[Entries with figure data]
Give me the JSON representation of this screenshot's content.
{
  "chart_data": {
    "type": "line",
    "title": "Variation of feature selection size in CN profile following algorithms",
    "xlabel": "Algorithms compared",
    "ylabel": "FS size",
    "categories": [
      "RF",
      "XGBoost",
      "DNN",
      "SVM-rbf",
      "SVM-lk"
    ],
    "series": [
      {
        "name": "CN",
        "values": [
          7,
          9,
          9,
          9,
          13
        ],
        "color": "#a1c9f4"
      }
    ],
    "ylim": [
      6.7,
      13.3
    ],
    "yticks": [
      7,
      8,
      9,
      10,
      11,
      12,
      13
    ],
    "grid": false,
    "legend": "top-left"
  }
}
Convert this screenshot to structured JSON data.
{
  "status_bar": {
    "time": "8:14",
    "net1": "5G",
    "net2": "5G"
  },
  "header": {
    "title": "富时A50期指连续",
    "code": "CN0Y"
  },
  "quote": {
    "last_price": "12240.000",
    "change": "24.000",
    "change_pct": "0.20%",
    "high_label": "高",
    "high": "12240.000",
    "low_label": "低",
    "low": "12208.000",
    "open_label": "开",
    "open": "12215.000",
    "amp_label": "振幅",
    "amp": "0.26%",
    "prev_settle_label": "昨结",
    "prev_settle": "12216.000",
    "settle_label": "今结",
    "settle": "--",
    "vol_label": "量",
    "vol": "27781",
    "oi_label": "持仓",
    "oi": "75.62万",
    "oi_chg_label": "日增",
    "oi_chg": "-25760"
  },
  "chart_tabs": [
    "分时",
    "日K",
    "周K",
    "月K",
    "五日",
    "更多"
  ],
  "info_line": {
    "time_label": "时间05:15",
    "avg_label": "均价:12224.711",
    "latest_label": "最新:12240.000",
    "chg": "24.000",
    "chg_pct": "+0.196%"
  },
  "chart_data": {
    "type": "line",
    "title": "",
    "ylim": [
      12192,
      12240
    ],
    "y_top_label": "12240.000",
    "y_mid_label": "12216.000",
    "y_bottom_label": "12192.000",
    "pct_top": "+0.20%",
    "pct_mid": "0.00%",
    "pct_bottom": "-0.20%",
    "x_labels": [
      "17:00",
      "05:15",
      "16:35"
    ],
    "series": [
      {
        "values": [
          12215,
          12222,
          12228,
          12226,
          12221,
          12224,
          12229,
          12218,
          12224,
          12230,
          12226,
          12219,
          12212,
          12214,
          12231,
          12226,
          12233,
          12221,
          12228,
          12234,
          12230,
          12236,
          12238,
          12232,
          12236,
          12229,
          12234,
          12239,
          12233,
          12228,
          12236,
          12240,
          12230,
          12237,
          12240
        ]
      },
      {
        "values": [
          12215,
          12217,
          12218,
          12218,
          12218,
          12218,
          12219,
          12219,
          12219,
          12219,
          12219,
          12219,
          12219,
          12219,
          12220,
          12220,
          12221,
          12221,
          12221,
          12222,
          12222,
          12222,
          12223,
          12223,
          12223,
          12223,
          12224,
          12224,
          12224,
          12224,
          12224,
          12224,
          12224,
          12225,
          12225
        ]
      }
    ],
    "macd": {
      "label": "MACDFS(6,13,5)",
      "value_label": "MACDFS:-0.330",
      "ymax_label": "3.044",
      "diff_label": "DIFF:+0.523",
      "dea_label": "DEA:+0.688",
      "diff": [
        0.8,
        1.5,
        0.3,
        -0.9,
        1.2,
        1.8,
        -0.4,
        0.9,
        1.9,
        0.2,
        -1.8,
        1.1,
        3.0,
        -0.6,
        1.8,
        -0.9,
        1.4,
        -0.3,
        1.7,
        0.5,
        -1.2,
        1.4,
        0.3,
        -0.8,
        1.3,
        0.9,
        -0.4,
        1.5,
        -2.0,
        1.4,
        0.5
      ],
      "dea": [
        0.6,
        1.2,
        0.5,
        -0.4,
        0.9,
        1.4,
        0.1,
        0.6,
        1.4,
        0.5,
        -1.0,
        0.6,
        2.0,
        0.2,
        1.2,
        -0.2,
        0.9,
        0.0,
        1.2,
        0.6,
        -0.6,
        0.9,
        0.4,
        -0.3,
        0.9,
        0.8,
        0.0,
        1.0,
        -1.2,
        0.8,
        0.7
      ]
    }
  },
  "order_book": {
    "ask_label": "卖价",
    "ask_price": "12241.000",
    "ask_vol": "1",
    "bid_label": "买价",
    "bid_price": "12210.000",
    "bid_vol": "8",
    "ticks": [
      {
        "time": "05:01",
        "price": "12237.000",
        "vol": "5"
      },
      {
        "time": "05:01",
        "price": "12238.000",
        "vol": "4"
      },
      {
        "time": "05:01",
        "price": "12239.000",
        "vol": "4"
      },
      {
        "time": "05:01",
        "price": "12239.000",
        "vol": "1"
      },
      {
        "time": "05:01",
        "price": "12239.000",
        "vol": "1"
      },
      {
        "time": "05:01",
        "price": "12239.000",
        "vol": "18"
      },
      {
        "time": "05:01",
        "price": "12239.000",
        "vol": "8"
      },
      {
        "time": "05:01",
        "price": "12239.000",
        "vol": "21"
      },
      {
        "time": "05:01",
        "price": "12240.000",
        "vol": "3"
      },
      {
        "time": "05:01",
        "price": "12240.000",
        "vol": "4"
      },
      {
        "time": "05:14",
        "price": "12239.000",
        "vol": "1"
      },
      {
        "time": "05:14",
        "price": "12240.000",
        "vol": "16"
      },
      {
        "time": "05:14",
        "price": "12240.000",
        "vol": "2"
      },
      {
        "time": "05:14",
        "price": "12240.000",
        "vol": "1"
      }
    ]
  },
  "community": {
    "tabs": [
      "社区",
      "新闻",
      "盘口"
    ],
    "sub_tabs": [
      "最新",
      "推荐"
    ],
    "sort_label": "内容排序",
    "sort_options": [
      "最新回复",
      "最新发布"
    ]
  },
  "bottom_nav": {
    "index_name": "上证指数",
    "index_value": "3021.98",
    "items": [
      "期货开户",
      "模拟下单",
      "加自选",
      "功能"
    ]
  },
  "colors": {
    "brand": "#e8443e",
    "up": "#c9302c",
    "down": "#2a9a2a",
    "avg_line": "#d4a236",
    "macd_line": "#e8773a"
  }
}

## Given exercise
Type out the material again exactly as presented.

## Solved exercise
Give me the JSON representation of this screenshot's content.
{
  "chart_data": {
    "type": "line",
    "title": "Variation of feature selection size in CN profile following algorithms",
    "xlabel": "Algorithms compared",
    "ylabel": "FS size",
    "categories": [
      "RF",
      "XGBoost",
      "DNN",
      "SVM-rbf",
      "SVM-lk"
    ],
    "series": [
      {
        "name": "CN",
        "values": [
          7,
          9,
          9,
          9,
          13
        ],
        "color": "#a1c9f4"
      }
    ],
    "ylim": [
      6.7,
      13.3
    ],
    "yticks": [
      7,
      8,
      9,
      10,
      11,
      12,
      13
    ],
    "grid": false,
    "legend": "top-left"
  }
}
Convert this screenshot to structured JSON data.
{
  "status_bar": {
    "time": "8:14",
    "net1": "5G",
    "net2": "5G"
  },
  "header": {
    "title": "富时A50期指连续",
    "code": "CN0Y"
  },
  "quote": {
    "last_price": "12240.000",
    "change": "24.000",
    "change_pct": "0.20%",
    "high_label": "高",
    "high": "12240.000",
    "low_label": "低",
    "low": "12208.000",
    "open_label": "开",
    "open": "12215.000",
    "amp_label": "振幅",
    "amp": "0.26%",
    "prev_settle_label": "昨结",
    "prev_settle": "12216.000",
    "settle_label": "今结",
    "settle": "--",
    "vol_label": "量",
    "vol": "27781",
    "oi_label": "持仓",
    "oi": "75.62万",
    "oi_chg_label": "日增",
    "oi_chg": "-25760"
  },
  "chart_tabs": [
    "分时",
    "日K",
    "周K",
    "月K",
    "五日",
    "更多"
  ],
  "info_line": {
    "time_label": "时间05:15",
    "avg_label": "均价:12224.711",
    "latest_label": "最新:12240.000",
    "chg": "24.000",
    "chg_pct": "+0.196%"
  },
  "chart_data": {
    "type": "line",
    "title": "",
    "ylim": [
      12192,
      12240
    ],
    "y_top_label": "12240.000",
    "y_mid_label": "12216.000",
    "y_bottom_label": "12192.000",
    "pct_top": "+0.20%",
    "pct_mid": "0.00%",
    "pct_bottom": "-0.20%",
    "x_labels": [
      "17:00",
      "05:15",
      "16:35"
    ],
    "series": [
      {
        "values": [
          12215,
          12222,
          12228,
          12226,
          12221,
          12224,
          12229,
          12218,
          12224,
          12230,
          12226,
          12219,
          12212,
          12214,
          12231,
          12226,
          12233,
          12221,
          12228,
          12234,
          12230,
          12236,
          12238,
          12232,
          12236,
          12229,
          12234,
          12239,
          12233,
          12228,
          12236,
          12240,
          12230,
          12237,
          12240
        ]
      },
      {
        "values": [
          12215,
          12217,
          12218,
          12218,
          12218,
          12218,
          12219,
          12219,
          12219,
          12219,
          12219,
          12219,
          12219,
          12219,
          12220,
          12220,
          12221,
          12221,
          12221,
          12222,
          12222,
          12222,
          12223,
          12223,
          12223,
          12223,
          12224,
          12224,
          12224,
          12224,
          12224,
          12224,
          12224,
          12225,
          12225
        ]
      }
    ],
    "macd": {
      "label": "MACDFS(6,13,5)",
      "value_label": "MACDFS:-0.330",
      "ymax_label": "3.044",
      "diff_label": "DIFF:+0.523",
      "dea_label": "DEA:+0.688",
      "diff": [
        0.8,
        1.5,
        0.3,
        -0.9,
        1.2,
        1.8,
        -0.4,
        0.9,
        1.9,
        0.2,
        -1.8,
        1.1,
        3.0,
        -0.6,
        1.8,
        -0.9,
        1.4,
        -0.3,
        1.7,
        0.5,
        -1.2,
        1.4,
        0.3,
        -0.8,
        1.3,
        0.9,
        -0.4,
        1.5,
        -2.0,
        1.4,
        0.5
      ],
      "dea": [
        0.6,
        1.2,
        0.5,
        -0.4,
        0.9,
        1.4,
        0.1,
        0.6,
        1.4,
        0.5,
        -1.0,
        0.6,
        2.0,
        0.2,
        1.2,
        -0.2,
        0.9,
        0.0,
        1.2,
        0.6,
        -0.6,
        0.9,
        0.4,
        -0.3,
        0.9,
        0.8,
        0.0,
        1.0,
        -1.2,
        0.8,
        0.7
      ]
    }
  },
  "order_book": {
    "ask_label": "卖价",
    "ask_price": "12241.000",
    "ask_vol": "1",
    "bid_label": "买价",
    "bid_price": "12210.000",
    "bid_vol": "8",
    "ticks": [
      {
        "time": "05:01",
        "price": "12237.000",
        "vol": "5"
      },
      {
        "time": "05:01",
        "price": "12238.000",
        "vol": "4"
      },
      {
        "time": "05:01",
        "price": "12239.000",
        "vol": "4"
      },
      {
        "time": "05:01",
        "price": "12239.000",
        "vol": "1"
      },
      {
        "time": "05:01",
        "price": "12239.000",
        "vol": "1"
      },
      {
        "time": "05:01",
        "price": "12239.000",
        "vol": "18"
      },
      {
        "time": "05:01",
        "price": "12239.000",
        "vol": "8"
      },
      {
        "time": "05:01",
        "price": "12239.000",
        "vol": "21"
      },
      {
        "time": "05:01",
        "price": "12240.000",
        "vol": "3"
      },
      {
        "time": "05:01",
        "price": "12240.000",
        "vol": "4"
      },
      {
        "time": "05:14",
        "price": "12239.000",
        "vol": "1"
      },
      {
        "time": "05:14",
        "price": "12240.000",
        "vol": "16"
      },
      {
        "time": "05:14",
        "price": "12240.000",
        "vol": "2"
      },
      {
        "time": "05:14",
        "price": "12240.000",
        "vol": "1"
      }
    ]
  },
  "community": {
    "tabs": [
      "社区",
      "新闻",
      "盘口"
    ],
    "sub_tabs": [
      "最新",
      "推荐"
    ],
    "sort_label": "内容排序",
    "sort_options": [
      "最新回复",
      "最新发布"
    ]
  },
  "bottom_nav": {
    "index_name": "上证指数",
    "index_value": "3021.98",
    "items": [
      "期货开户",
      "模拟下单",
      "加自选",
      "功能"
    ]
  },
  "colors": {
    "brand": "#e8443e",
    "up": "#c9302c",
    "down": "#2a9a2a",
    "avg_line": "#d4a236",
    "macd_line": "#e8773a"
  }
}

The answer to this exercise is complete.